Labeled box records
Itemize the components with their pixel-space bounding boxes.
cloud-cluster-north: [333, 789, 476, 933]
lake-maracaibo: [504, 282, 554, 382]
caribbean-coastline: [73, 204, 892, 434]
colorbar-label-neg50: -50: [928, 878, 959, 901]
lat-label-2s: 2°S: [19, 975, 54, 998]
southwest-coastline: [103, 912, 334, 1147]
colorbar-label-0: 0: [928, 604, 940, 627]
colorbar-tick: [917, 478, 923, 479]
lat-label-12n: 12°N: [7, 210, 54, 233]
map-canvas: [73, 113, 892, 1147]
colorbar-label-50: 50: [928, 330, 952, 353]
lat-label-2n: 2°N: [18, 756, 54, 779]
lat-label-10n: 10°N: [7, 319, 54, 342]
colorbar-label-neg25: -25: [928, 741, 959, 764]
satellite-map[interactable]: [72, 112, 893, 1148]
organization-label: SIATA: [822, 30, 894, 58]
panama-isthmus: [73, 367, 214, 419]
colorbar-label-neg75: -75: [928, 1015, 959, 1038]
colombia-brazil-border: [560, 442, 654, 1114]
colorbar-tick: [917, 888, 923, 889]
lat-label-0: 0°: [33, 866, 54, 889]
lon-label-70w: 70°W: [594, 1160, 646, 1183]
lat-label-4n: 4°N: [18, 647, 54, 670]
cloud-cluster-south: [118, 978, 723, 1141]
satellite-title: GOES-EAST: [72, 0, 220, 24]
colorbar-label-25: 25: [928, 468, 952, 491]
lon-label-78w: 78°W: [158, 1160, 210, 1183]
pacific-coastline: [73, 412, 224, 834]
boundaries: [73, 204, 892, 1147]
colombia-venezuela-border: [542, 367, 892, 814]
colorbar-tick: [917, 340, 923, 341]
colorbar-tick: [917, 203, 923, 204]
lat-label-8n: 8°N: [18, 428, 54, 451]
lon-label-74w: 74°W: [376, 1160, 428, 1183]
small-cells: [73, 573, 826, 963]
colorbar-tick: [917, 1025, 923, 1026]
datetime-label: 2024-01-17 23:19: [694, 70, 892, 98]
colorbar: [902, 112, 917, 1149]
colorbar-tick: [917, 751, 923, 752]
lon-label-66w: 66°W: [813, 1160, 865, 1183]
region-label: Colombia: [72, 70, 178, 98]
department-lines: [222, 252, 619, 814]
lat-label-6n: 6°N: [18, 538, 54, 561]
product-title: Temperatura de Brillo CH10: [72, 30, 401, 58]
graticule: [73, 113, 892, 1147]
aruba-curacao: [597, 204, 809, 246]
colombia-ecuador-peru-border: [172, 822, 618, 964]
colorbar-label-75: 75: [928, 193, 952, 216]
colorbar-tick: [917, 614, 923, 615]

> **WHAT IS ASKED**: Rewrite the records as a JSON list of strings, one string per line, from the start of the records through the line that contains "colorbar-tick: [917, 888, 923, 889]". Include both ends and leave out any blank lines.

> **THE ANSWER**:
[
  "Itemize the components with their pixel-space bounding boxes.",
  "cloud-cluster-north: [333, 789, 476, 933]",
  "lake-maracaibo: [504, 282, 554, 382]",
  "caribbean-coastline: [73, 204, 892, 434]",
  "colorbar-label-neg50: -50: [928, 878, 959, 901]",
  "lat-label-2s: 2°S: [19, 975, 54, 998]",
  "southwest-coastline: [103, 912, 334, 1147]",
  "colorbar-label-0: 0: [928, 604, 940, 627]",
  "colorbar-tick: [917, 478, 923, 479]",
  "lat-label-12n: 12°N: [7, 210, 54, 233]",
  "map-canvas: [73, 113, 892, 1147]",
  "colorbar-label-50: 50: [928, 330, 952, 353]",
  "lat-label-2n: 2°N: [18, 756, 54, 779]",
  "lat-label-10n: 10°N: [7, 319, 54, 342]",
  "colorbar-label-neg25: -25: [928, 741, 959, 764]",
  "satellite-map[interactable]: [72, 112, 893, 1148]",
  "organization-label: SIATA: [822, 30, 894, 58]",
  "panama-isthmus: [73, 367, 214, 419]",
  "colorbar-label-neg75: -75: [928, 1015, 959, 1038]",
  "colombia-brazil-border: [560, 442, 654, 1114]",
  "colorbar-tick: [917, 888, 923, 889]"
]